** Begin Provided data **
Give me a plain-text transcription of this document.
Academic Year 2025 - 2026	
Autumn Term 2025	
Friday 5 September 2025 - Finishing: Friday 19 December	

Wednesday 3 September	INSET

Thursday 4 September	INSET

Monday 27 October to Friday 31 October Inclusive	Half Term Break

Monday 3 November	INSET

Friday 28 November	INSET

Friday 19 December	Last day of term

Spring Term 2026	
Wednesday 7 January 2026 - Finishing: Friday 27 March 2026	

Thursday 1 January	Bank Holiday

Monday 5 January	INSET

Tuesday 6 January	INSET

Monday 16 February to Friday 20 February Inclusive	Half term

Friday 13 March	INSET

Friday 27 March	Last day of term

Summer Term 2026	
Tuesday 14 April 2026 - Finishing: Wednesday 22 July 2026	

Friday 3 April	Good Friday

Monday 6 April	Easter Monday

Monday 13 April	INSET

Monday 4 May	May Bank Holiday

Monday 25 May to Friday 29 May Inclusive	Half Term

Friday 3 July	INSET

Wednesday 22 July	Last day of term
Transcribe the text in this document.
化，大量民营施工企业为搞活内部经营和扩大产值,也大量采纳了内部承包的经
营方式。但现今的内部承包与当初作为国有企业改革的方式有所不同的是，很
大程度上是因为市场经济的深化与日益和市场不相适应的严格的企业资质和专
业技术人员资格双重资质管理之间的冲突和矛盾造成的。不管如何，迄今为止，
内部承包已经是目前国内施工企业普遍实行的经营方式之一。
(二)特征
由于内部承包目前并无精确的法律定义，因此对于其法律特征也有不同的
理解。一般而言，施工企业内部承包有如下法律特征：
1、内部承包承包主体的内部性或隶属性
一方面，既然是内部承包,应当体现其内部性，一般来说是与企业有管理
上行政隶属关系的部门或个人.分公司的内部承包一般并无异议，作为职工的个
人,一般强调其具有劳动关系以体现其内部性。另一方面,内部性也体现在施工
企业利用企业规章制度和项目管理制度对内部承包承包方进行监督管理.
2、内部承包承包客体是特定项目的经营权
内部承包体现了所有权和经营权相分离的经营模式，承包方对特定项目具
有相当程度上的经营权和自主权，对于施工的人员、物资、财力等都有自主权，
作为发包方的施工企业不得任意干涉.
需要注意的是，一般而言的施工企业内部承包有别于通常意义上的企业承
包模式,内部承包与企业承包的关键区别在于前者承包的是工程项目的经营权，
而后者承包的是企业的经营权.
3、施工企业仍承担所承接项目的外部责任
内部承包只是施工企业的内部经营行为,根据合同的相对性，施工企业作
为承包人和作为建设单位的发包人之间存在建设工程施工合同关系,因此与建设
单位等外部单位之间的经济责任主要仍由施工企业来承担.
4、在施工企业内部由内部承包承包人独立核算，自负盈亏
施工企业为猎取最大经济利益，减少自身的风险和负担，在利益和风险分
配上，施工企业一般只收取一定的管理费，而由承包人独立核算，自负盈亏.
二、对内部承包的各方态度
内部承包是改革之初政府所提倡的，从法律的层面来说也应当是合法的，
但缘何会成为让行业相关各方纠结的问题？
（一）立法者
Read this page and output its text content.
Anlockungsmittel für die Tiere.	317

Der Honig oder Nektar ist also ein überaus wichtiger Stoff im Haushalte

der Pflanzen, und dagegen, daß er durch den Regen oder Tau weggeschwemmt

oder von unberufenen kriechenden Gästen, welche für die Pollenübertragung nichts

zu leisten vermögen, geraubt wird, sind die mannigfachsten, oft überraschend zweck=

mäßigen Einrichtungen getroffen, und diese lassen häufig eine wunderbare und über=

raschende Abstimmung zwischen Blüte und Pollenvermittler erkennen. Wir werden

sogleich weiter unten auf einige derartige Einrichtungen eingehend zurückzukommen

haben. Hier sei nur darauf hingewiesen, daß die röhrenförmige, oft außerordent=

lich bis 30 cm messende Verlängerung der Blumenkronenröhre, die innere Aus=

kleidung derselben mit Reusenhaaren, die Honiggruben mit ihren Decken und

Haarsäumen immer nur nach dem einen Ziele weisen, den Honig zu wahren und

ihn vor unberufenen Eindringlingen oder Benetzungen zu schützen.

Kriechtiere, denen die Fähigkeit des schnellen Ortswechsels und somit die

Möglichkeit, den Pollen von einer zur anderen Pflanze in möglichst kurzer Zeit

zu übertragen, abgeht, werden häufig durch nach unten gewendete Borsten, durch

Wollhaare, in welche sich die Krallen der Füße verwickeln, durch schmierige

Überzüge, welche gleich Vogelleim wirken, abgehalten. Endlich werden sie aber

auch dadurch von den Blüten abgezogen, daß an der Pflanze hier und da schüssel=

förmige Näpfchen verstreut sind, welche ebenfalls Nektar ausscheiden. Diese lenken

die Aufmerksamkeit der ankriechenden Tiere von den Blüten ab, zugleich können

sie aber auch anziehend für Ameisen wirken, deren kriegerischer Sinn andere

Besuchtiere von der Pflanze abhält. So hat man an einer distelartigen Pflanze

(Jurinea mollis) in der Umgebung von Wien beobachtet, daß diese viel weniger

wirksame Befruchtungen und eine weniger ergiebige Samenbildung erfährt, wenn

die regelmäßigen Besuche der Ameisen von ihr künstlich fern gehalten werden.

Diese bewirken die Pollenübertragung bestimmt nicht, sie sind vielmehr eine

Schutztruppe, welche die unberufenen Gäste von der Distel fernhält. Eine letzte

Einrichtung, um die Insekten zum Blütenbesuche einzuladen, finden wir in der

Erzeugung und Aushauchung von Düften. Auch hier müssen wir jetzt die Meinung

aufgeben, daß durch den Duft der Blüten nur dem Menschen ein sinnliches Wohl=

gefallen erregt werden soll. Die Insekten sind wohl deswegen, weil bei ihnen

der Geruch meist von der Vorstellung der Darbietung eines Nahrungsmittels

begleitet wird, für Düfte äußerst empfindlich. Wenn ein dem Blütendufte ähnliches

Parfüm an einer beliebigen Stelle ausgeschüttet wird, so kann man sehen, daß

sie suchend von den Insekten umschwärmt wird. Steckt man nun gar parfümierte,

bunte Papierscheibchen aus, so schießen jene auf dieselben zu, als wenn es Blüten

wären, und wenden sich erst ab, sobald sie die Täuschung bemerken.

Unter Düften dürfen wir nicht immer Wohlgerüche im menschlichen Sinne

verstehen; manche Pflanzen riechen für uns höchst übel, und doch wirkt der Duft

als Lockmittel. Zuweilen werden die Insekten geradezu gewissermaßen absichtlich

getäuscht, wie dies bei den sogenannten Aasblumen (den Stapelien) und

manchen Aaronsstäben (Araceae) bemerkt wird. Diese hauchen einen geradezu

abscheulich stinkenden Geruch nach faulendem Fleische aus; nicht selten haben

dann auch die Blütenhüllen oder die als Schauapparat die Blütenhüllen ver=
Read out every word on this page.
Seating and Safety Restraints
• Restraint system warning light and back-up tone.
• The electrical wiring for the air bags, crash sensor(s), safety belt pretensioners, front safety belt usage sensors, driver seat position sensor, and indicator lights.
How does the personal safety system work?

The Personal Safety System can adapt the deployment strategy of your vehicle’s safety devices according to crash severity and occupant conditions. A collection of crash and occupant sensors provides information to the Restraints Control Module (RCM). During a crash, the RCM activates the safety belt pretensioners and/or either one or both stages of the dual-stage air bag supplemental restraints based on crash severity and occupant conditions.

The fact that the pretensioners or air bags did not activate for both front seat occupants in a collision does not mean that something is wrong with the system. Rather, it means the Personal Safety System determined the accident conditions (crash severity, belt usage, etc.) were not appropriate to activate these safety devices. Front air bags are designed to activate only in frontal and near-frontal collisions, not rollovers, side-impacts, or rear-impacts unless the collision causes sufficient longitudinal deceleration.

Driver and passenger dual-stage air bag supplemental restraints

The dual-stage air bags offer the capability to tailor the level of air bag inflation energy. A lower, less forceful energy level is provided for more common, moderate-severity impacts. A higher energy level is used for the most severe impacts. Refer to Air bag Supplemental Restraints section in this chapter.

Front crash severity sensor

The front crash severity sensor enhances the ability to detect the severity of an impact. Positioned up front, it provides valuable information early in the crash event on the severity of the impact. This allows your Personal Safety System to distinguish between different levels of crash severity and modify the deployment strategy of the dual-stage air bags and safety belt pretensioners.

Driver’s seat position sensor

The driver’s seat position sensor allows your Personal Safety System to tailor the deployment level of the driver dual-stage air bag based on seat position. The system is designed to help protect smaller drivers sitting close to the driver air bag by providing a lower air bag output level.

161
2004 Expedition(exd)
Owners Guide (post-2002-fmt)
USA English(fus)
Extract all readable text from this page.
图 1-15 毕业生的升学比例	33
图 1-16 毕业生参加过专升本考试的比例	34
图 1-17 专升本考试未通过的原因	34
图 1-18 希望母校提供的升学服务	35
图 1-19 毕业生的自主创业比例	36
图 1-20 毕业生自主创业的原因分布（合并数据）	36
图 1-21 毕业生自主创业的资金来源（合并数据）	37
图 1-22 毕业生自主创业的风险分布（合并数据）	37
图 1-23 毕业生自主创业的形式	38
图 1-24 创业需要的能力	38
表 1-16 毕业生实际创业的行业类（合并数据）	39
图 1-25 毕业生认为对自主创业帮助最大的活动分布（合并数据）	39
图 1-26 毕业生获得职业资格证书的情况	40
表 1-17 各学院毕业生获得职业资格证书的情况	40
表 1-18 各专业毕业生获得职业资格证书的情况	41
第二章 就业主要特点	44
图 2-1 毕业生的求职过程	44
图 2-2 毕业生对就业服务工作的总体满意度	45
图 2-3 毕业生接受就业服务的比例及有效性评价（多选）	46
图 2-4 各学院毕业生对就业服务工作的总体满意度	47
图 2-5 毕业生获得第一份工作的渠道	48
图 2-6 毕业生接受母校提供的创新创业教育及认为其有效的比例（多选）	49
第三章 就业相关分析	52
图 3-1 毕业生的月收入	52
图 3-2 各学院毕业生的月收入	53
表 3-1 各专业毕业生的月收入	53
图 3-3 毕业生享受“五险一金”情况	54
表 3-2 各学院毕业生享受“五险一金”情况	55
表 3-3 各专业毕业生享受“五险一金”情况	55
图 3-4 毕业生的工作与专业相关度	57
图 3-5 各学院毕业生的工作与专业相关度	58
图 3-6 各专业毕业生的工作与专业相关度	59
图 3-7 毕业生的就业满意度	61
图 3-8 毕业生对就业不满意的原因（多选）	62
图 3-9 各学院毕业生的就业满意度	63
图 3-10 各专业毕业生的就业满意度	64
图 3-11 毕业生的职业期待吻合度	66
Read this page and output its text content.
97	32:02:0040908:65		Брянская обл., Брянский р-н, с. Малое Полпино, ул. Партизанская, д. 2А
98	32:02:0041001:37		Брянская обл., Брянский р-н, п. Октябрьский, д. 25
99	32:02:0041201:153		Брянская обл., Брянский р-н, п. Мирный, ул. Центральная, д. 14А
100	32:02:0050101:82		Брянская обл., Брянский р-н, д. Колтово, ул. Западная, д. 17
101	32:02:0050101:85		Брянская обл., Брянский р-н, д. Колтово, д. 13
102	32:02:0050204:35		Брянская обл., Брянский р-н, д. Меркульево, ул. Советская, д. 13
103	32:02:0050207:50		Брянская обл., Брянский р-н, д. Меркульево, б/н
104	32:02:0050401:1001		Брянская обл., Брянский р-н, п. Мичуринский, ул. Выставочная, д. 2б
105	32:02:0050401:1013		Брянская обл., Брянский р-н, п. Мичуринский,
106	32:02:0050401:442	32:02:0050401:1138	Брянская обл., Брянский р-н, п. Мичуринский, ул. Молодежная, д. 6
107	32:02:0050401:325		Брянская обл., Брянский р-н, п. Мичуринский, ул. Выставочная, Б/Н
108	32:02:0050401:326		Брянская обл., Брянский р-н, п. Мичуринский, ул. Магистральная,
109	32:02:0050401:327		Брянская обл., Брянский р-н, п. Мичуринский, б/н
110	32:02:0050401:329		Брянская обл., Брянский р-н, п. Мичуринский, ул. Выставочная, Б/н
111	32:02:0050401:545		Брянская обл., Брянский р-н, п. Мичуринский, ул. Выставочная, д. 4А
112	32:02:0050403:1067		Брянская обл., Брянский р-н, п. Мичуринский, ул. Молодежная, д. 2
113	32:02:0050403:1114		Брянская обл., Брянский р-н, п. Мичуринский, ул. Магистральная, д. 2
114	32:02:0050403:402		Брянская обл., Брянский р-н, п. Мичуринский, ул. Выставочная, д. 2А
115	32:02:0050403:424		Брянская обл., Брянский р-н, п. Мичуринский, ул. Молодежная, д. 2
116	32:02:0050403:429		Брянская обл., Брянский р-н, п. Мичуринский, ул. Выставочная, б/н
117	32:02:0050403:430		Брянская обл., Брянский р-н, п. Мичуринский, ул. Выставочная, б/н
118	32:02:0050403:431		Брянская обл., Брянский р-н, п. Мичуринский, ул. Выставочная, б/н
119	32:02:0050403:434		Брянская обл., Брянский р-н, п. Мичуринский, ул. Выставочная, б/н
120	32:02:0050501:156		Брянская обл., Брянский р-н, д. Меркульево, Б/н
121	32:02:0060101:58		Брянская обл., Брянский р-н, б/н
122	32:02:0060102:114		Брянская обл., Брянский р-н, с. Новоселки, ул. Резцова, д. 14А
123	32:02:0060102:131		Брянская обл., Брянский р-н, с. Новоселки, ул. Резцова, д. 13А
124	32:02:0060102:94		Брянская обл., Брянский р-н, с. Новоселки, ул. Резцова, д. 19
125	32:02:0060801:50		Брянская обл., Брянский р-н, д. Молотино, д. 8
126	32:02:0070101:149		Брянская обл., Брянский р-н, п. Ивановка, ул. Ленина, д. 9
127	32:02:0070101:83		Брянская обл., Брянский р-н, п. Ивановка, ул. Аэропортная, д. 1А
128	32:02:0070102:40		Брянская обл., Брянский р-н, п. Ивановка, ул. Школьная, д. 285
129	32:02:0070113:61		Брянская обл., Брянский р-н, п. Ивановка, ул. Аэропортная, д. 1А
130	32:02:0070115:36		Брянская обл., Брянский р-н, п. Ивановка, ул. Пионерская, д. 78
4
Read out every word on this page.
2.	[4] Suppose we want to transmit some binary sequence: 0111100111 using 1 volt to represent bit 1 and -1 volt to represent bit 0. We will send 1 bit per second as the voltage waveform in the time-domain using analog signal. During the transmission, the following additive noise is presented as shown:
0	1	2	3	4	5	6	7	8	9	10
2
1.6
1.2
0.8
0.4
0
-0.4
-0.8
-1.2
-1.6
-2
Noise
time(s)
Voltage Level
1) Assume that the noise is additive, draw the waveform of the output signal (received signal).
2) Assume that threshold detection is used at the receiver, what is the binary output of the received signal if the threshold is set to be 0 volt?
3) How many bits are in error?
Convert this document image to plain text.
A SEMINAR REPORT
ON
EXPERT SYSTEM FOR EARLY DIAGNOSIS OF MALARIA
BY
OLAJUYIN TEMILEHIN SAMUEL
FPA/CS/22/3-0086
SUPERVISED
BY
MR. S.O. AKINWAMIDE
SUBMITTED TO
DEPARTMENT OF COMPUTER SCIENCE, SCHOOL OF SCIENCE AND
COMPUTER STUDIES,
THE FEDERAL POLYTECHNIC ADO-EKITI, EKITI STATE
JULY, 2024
** End Provided data **
Description of the task: Retype only the lines running from the line with "Convert this document image to plain text." to the end of the listing, including both of those lines.

Output:
Convert this document image to plain text.
A SEMINAR REPORT
ON
EXPERT SYSTEM FOR EARLY DIAGNOSIS OF MALARIA
BY
OLAJUYIN TEMILEHIN SAMUEL
FPA/CS/22/3-0086
SUPERVISED
BY
MR. S.O. AKINWAMIDE
SUBMITTED TO
DEPARTMENT OF COMPUTER SCIENCE, SCHOOL OF SCIENCE AND
COMPUTER STUDIES,
THE FEDERAL POLYTECHNIC ADO-EKITI, EKITI STATE
JULY, 2024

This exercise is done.